* **DATASET ROWS**:
· · · · ·

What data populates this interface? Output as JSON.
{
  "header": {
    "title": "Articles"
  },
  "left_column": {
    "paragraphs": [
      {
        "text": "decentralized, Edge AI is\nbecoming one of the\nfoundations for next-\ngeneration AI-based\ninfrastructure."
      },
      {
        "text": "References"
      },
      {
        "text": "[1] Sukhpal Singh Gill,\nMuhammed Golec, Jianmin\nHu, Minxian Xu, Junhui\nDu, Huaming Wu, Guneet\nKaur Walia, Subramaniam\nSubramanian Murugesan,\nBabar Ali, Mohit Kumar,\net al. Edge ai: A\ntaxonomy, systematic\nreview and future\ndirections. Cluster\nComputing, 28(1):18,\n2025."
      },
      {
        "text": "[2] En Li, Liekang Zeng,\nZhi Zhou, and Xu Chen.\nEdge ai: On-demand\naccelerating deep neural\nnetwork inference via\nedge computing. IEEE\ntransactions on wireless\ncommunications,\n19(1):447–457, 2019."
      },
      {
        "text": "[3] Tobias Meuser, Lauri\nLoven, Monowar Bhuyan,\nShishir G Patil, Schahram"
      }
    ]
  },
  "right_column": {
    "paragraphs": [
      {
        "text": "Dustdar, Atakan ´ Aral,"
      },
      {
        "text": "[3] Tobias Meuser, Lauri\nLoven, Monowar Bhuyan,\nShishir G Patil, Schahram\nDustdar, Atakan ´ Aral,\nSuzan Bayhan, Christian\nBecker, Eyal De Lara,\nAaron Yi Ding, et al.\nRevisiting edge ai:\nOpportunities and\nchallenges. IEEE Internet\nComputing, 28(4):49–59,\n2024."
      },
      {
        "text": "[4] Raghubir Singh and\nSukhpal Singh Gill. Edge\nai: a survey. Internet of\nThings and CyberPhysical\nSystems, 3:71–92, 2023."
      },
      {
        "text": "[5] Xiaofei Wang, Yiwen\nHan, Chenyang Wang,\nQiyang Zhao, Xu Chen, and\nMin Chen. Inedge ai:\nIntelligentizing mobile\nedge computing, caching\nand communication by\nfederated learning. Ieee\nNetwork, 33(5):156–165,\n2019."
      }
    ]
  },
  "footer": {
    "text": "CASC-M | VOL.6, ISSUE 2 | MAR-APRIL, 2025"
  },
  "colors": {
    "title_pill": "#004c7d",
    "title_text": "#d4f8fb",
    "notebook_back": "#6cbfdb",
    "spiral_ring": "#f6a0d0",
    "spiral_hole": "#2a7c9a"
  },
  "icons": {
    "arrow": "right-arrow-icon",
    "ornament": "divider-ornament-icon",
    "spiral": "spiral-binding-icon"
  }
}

· · · · ·

Identify the lines that hold the word "Lauri". Copy every one of them.

        "text": "[3] Tobias Meuser, Lauri\nLoven, Monowar Bhuyan,\nShishir G Patil, Schahram"
        "text": "[3] Tobias Meuser, Lauri\nLoven, Monowar Bhuyan,\nShishir G Patil, Schahram\nDustdar, Atakan ´ Aral,\nSuzan Bayhan, Christian\nBecker, Eyal De Lara,\nAaron Yi Ding, et al.\nRevisiting edge ai:\nOpportunities and\nchallenges. IEEE Internet\nComputing, 28(4):49–59,\n2024."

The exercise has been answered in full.